*GIVEN INSTRUCTION:* Transcribe the entries that follow exactly as they appear, minus pictures.

(Dataset records)

::::

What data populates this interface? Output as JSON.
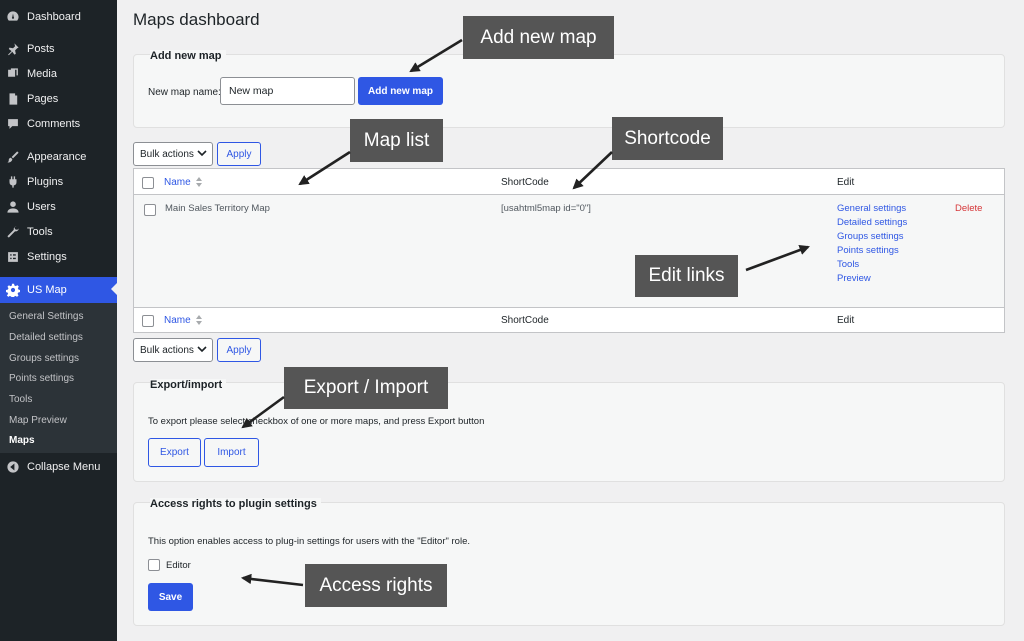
{
  "sidebar": {
    "items": [
      {
        "label": "Dashboard",
        "icon": "dashboard-icon"
      },
      {
        "label": "Posts",
        "icon": "pin-icon"
      },
      {
        "label": "Media",
        "icon": "media-icon"
      },
      {
        "label": "Pages",
        "icon": "pages-icon"
      },
      {
        "label": "Comments",
        "icon": "comment-icon"
      },
      {
        "label": "Appearance",
        "icon": "brush-icon"
      },
      {
        "label": "Plugins",
        "icon": "plugin-icon"
      },
      {
        "label": "Users",
        "icon": "user-icon"
      },
      {
        "label": "Tools",
        "icon": "wrench-icon"
      },
      {
        "label": "Settings",
        "icon": "settings-icon"
      },
      {
        "label": "US Map",
        "icon": "gear-icon",
        "active": true
      }
    ],
    "submenu": [
      "General Settings",
      "Detailed settings",
      "Groups settings",
      "Points settings",
      "Tools",
      "Map Preview",
      "Maps"
    ],
    "current_submenu": "Maps",
    "collapse_label": "Collapse Menu",
    "collapse_icon": "collapse-icon"
  },
  "page": {
    "title": "Maps dashboard"
  },
  "add_map": {
    "title": "Add new map",
    "name_label": "New map name:",
    "name_value": "New map",
    "button": "Add new map"
  },
  "bulk": {
    "select_value": "Bulk actions",
    "apply": "Apply"
  },
  "table": {
    "columns": [
      "Name",
      "ShortCode",
      "Edit"
    ],
    "rows": [
      {
        "name": "Main Sales Territory Map",
        "shortcode": "[usahtml5map id=\"0\"]",
        "edit_links": [
          "General settings",
          "Detailed settings",
          "Groups settings",
          "Points settings",
          "Tools",
          "Preview"
        ],
        "delete": "Delete"
      }
    ]
  },
  "export_import": {
    "title": "Export/import",
    "description": "To export please select checkbox of one or more maps, and press Export button",
    "export_button": "Export",
    "import_button": "Import"
  },
  "access": {
    "title": "Access rights to plugin settings",
    "description": "This option enables access to plug-in settings for users with the \"Editor\" role.",
    "editor_label": "Editor",
    "editor_checked": false,
    "save_button": "Save"
  },
  "annotations": {
    "add_new_map": "Add new map",
    "map_list": "Map list",
    "shortcode": "Shortcode",
    "edit_links": "Edit links",
    "export_import": "Export / Import",
    "access_rights": "Access rights"
  },
  "colors": {
    "sidebar_bg": "#1d2327",
    "accent": "#2f57e4",
    "delete": "#d63638",
    "callout_bg": "#555555"
  }
}
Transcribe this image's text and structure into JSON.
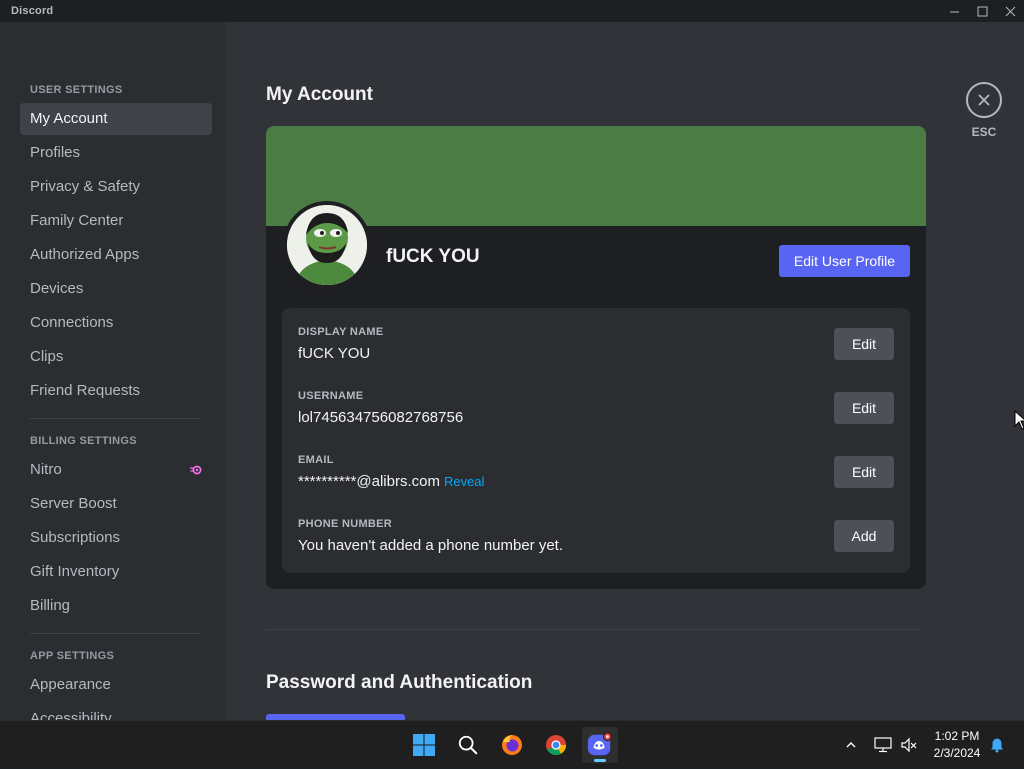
{
  "window": {
    "title": "Discord",
    "minimize_icon": "minimize-icon",
    "maximize_icon": "maximize-icon",
    "close_icon": "close-icon"
  },
  "sidebar": {
    "user_settings_header": "USER SETTINGS",
    "user_items": [
      {
        "label": "My Account",
        "active": true
      },
      {
        "label": "Profiles"
      },
      {
        "label": "Privacy & Safety"
      },
      {
        "label": "Family Center"
      },
      {
        "label": "Authorized Apps"
      },
      {
        "label": "Devices"
      },
      {
        "label": "Connections"
      },
      {
        "label": "Clips"
      },
      {
        "label": "Friend Requests"
      }
    ],
    "billing_settings_header": "BILLING SETTINGS",
    "billing_items": [
      {
        "label": "Nitro",
        "icon": "nitro-icon"
      },
      {
        "label": "Server Boost"
      },
      {
        "label": "Subscriptions"
      },
      {
        "label": "Gift Inventory"
      },
      {
        "label": "Billing"
      }
    ],
    "app_settings_header": "APP SETTINGS",
    "app_items": [
      {
        "label": "Appearance"
      },
      {
        "label": "Accessibility"
      }
    ]
  },
  "main": {
    "page_title": "My Account",
    "close": {
      "icon": "close-icon",
      "label": "ESC"
    },
    "profile": {
      "banner_color": "#4a7c43",
      "avatar_icon": "avatar-pepe",
      "display_name": "fUCK YOU",
      "edit_profile_label": "Edit User Profile"
    },
    "fields": [
      {
        "label": "DISPLAY NAME",
        "value": "fUCK YOU",
        "button": "Edit"
      },
      {
        "label": "USERNAME",
        "value": "lol745634756082768756",
        "button": "Edit"
      },
      {
        "label": "EMAIL",
        "value": "**********@alibrs.com",
        "link": "Reveal",
        "button": "Edit"
      },
      {
        "label": "PHONE NUMBER",
        "value": "You haven't added a phone number yet.",
        "button": "Add"
      }
    ],
    "password_section_title": "Password and Authentication"
  },
  "taskbar": {
    "apps": [
      {
        "name": "start-icon"
      },
      {
        "name": "search-icon"
      },
      {
        "name": "firefox-icon"
      },
      {
        "name": "chrome-icon"
      },
      {
        "name": "discord-icon",
        "active": true
      }
    ],
    "tray_icons": [
      "chevron-up-icon",
      "network-icon",
      "volume-muted-icon",
      "notification-bell-icon"
    ],
    "time": "1:02 PM",
    "date": "2/3/2024"
  },
  "colors": {
    "accent": "#5865f2",
    "link": "#00a8fc",
    "banner": "#4a7c43"
  }
}
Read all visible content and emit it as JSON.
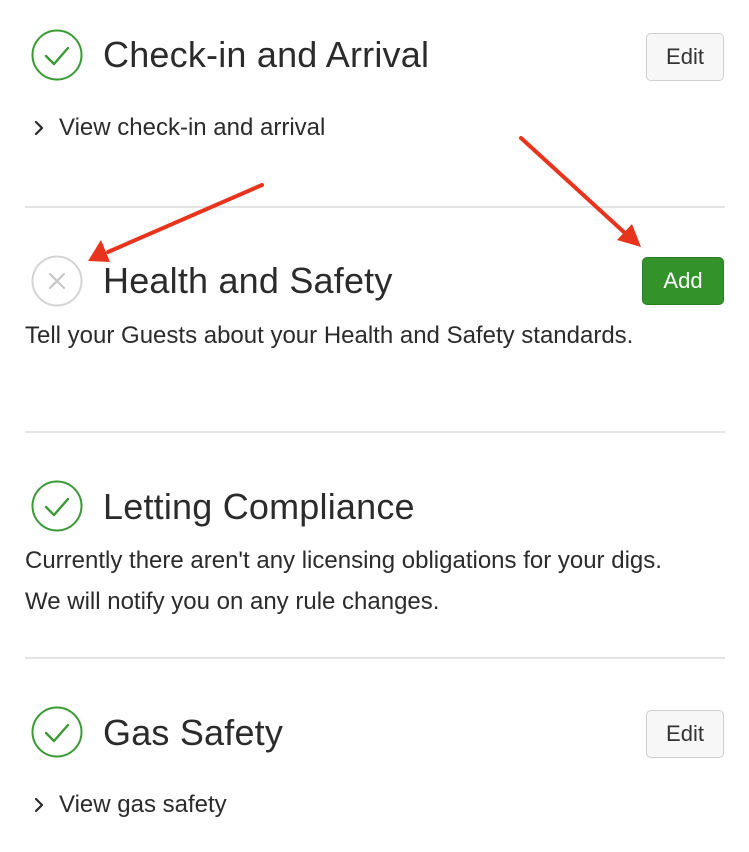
{
  "colors": {
    "check": "#3a9a34",
    "add_button": "#33922a",
    "arrow": "#e8341c",
    "x_icon": "#d4d4d4"
  },
  "sections": [
    {
      "title": "Check-in and Arrival",
      "status": "complete",
      "icon": "check-circle-icon",
      "button": "Edit",
      "link": "View check-in and arrival"
    },
    {
      "title": "Health and Safety",
      "status": "incomplete",
      "icon": "x-circle-icon",
      "button": "Add",
      "description": "Tell your Guests about your Health and Safety standards."
    },
    {
      "title": "Letting Compliance",
      "status": "complete",
      "icon": "check-circle-icon",
      "description": "Currently there aren't any licensing obligations for your digs. We will notify you on any rule changes."
    },
    {
      "title": "Gas Safety",
      "status": "complete",
      "icon": "check-circle-icon",
      "button": "Edit",
      "link": "View gas safety"
    }
  ]
}
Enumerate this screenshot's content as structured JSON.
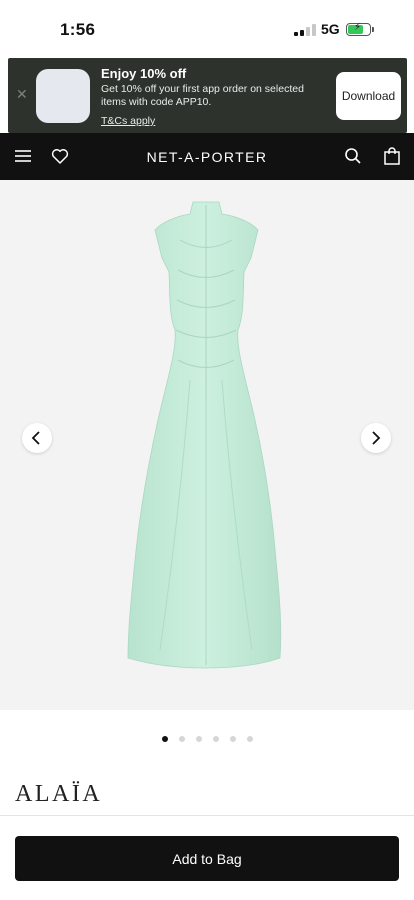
{
  "status_bar": {
    "time": "1:56",
    "network": "5G",
    "battery_percent": 70,
    "battery_color": "#34c759"
  },
  "app_banner": {
    "close_icon": "close-icon",
    "title": "Enjoy 10% off",
    "description": "Get 10% off your first app order on selected items with code APP10.",
    "terms_link": "T&Cs apply",
    "download_label": "Download"
  },
  "nav": {
    "brand": "NET-A-PORTER",
    "icons": [
      "menu-icon",
      "heart-icon",
      "search-icon",
      "shopping-bag-icon"
    ]
  },
  "product": {
    "image_color": "#c9eedd",
    "carousel": {
      "prev_icon": "chevron-left-icon",
      "next_icon": "chevron-right-icon",
      "total_images": 6,
      "current_image": 1
    },
    "designer": "ALAÏA"
  },
  "footer": {
    "add_to_bag_label": "Add to Bag"
  }
}
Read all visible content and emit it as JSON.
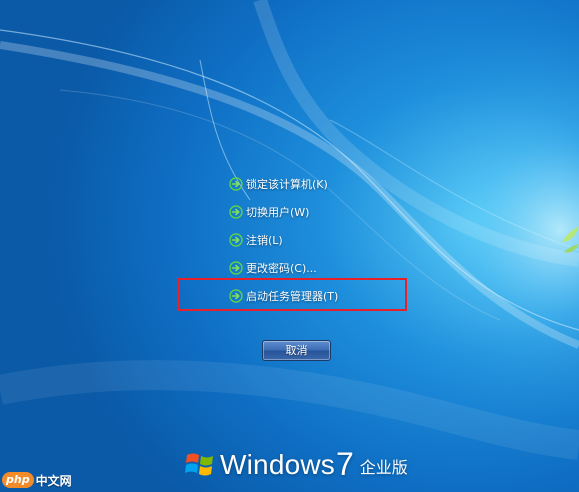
{
  "menu": {
    "items": [
      {
        "label": "锁定该计算机(K)"
      },
      {
        "label": "切换用户(W)"
      },
      {
        "label": "注销(L)"
      },
      {
        "label": "更改密码(C)..."
      },
      {
        "label": "启动任务管理器(T)"
      }
    ]
  },
  "cancel_button": {
    "label": "取消"
  },
  "brand": {
    "name": "Windows",
    "version": "7",
    "edition": "企业版"
  },
  "watermark": {
    "badge": "php",
    "text": "中文网"
  },
  "colors": {
    "highlight_border": "#e8202a",
    "arrow_green": "#5fd04a",
    "background": "#1e8fdc"
  }
}
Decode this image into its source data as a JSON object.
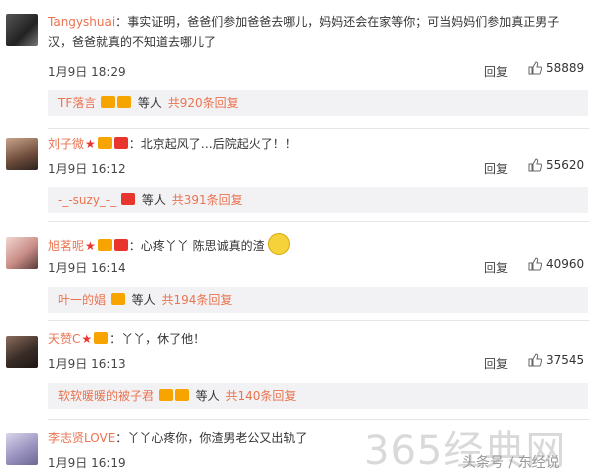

::::

*PROBLEM SOLUTION:*
What data populates this interface? Output as JSON.
{
  "sidebar": {
    "items": [
      {
        "label": "Dashboard",
        "icon": "dashboard-icon"
      },
      {
        "label": "Posts",
        "icon": "pin-icon"
      },
      {
        "label": "Media",
        "icon": "media-icon"
      },
      {
        "label": "Pages",
        "icon": "pages-icon"
      },
      {
        "label": "Comments",
        "icon": "comment-icon"
      },
      {
        "label": "Appearance",
        "icon": "brush-icon"
      },
      {
        "label": "Plugins",
        "icon": "plugin-icon"
      },
      {
        "label": "Users",
        "icon": "user-icon"
      },
      {
        "label": "Tools",
        "icon": "wrench-icon"
      },
      {
        "label": "Settings",
        "icon": "settings-icon"
      },
      {
        "label": "US Map",
        "icon": "gear-icon",
        "active": true
      }
    ],
    "submenu": [
      "General Settings",
      "Detailed settings",
      "Groups settings",
      "Points settings",
      "Tools",
      "Map Preview",
      "Maps"
    ],
    "current_submenu": "Maps",
    "collapse_label": "Collapse Menu",
    "collapse_icon": "collapse-icon"
  },
  "page": {
    "title": "Maps dashboard"
  },
  "add_map": {
    "title": "Add new map",
    "name_label": "New map name:",
    "name_value": "New map",
    "button": "Add new map"
  },
  "bulk": {
    "select_value": "Bulk actions",
    "apply": "Apply"
  },
  "table": {
    "columns": [
      "Name",
      "ShortCode",
      "Edit"
    ],
    "rows": [
      {
        "name": "Main Sales Territory Map",
        "shortcode": "[usahtml5map id=\"0\"]",
        "edit_links": [
          "General settings",
          "Detailed settings",
          "Groups settings",
          "Points settings",
          "Tools",
          "Preview"
        ],
        "delete": "Delete"
      }
    ]
  },
  "export_import": {
    "title": "Export/import",
    "description": "To export please select checkbox of one or more maps, and press Export button",
    "export_button": "Export",
    "import_button": "Import"
  },
  "access": {
    "title": "Access rights to plugin settings",
    "description": "This option enables access to plug-in settings for users with the \"Editor\" role.",
    "editor_label": "Editor",
    "editor_checked": false,
    "save_button": "Save"
  },
  "annotations": {
    "add_new_map": "Add new map",
    "map_list": "Map list",
    "shortcode": "Shortcode",
    "edit_links": "Edit links",
    "export_import": "Export / Import",
    "access_rights": "Access rights"
  },
  "colors": {
    "sidebar_bg": "#1d2327",
    "accent": "#2f57e4",
    "delete": "#d63638",
    "callout_bg": "#555555"
  }
}
Transcribe this image's text and structure into JSON.
{
  "window": {
    "title": "Discord",
    "minimize_icon": "minimize-icon",
    "maximize_icon": "maximize-icon",
    "close_icon": "close-icon"
  },
  "sidebar": {
    "user_settings_header": "USER SETTINGS",
    "user_items": [
      {
        "label": "My Account",
        "active": true
      },
      {
        "label": "Profiles"
      },
      {
        "label": "Privacy & Safety"
      },
      {
        "label": "Family Center"
      },
      {
        "label": "Authorized Apps"
      },
      {
        "label": "Devices"
      },
      {
        "label": "Connections"
      },
      {
        "label": "Clips"
      },
      {
        "label": "Friend Requests"
      }
    ],
    "billing_settings_header": "BILLING SETTINGS",
    "billing_items": [
      {
        "label": "Nitro",
        "icon": "nitro-icon"
      },
      {
        "label": "Server Boost"
      },
      {
        "label": "Subscriptions"
      },
      {
        "label": "Gift Inventory"
      },
      {
        "label": "Billing"
      }
    ],
    "app_settings_header": "APP SETTINGS",
    "app_items": [
      {
        "label": "Appearance"
      },
      {
        "label": "Accessibility"
      }
    ]
  },
  "main": {
    "page_title": "My Account",
    "close": {
      "icon": "close-icon",
      "label": "ESC"
    },
    "profile": {
      "banner_color": "#4a7c43",
      "avatar_icon": "avatar-pepe",
      "display_name": "fUCK YOU",
      "edit_profile_label": "Edit User Profile"
    },
    "fields": [
      {
        "label": "DISPLAY NAME",
        "value": "fUCK YOU",
        "button": "Edit"
      },
      {
        "label": "USERNAME",
        "value": "lol745634756082768756",
        "button": "Edit"
      },
      {
        "label": "EMAIL",
        "value": "**********@alibrs.com",
        "link": "Reveal",
        "button": "Edit"
      },
      {
        "label": "PHONE NUMBER",
        "value": "You haven't added a phone number yet.",
        "button": "Add"
      }
    ],
    "password_section_title": "Password and Authentication"
  },
  "taskbar": {
    "apps": [
      {
        "name": "start-icon"
      },
      {
        "name": "search-icon"
      },
      {
        "name": "firefox-icon"
      },
      {
        "name": "chrome-icon"
      },
      {
        "name": "discord-icon",
        "active": true
      }
    ],
    "tray_icons": [
      "chevron-up-icon",
      "network-icon",
      "volume-muted-icon",
      "notification-bell-icon"
    ],
    "time": "1:02 PM",
    "date": "2/3/2024"
  },
  "colors": {
    "accent": "#5865f2",
    "link": "#00a8fc",
    "banner": "#4a7c43"
  }
}
Read all visible content and emit it as JSON.
{
  "colors": {
    "check": "#3a9a34",
    "add_button": "#33922a",
    "arrow": "#e8341c",
    "x_icon": "#d4d4d4"
  },
  "sections": [
    {
      "title": "Check-in and Arrival",
      "status": "complete",
      "icon": "check-circle-icon",
      "button": "Edit",
      "link": "View check-in and arrival"
    },
    {
      "title": "Health and Safety",
      "status": "incomplete",
      "icon": "x-circle-icon",
      "button": "Add",
      "description": "Tell your Guests about your Health and Safety standards."
    },
    {
      "title": "Letting Compliance",
      "status": "complete",
      "icon": "check-circle-icon",
      "description": "Currently there aren't any licensing obligations for your digs. We will notify you on any rule changes."
    },
    {
      "title": "Gas Safety",
      "status": "complete",
      "icon": "check-circle-icon",
      "button": "Edit",
      "link": "View gas safety"
    }
  ]
}
Enumerate this screenshot's content as structured JSON.
{
  "status_bar": {
    "time": "1:56",
    "network": "5G",
    "battery_percent": 70,
    "battery_color": "#34c759"
  },
  "app_banner": {
    "close_icon": "close-icon",
    "title": "Enjoy 10% off",
    "description": "Get 10% off your first app order on selected items with code APP10.",
    "terms_link": "T&Cs apply",
    "download_label": "Download"
  },
  "nav": {
    "brand": "NET-A-PORTER",
    "icons": [
      "menu-icon",
      "heart-icon",
      "search-icon",
      "shopping-bag-icon"
    ]
  },
  "product": {
    "image_color": "#c9eedd",
    "carousel": {
      "prev_icon": "chevron-left-icon",
      "next_icon": "chevron-right-icon",
      "total_images": 6,
      "current_image": 1
    },
    "designer": "ALAÏA"
  },
  "footer": {
    "add_to_bag_label": "Add to Bag"
  }
}
Read all visible content and emit it as JSON.
{
  "menu": {
    "items": [
      {
        "label": "锁定该计算机(K)"
      },
      {
        "label": "切换用户(W)"
      },
      {
        "label": "注销(L)"
      },
      {
        "label": "更改密码(C)..."
      },
      {
        "label": "启动任务管理器(T)"
      }
    ]
  },
  "cancel_button": {
    "label": "取消"
  },
  "brand": {
    "name": "Windows",
    "version": "7",
    "edition": "企业版"
  },
  "watermark": {
    "badge": "php",
    "text": "中文网"
  },
  "colors": {
    "highlight_border": "#e8202a",
    "arrow_green": "#5fd04a",
    "background": "#1e8fdc"
  }
}
Decode this image into its source data as a JSON object.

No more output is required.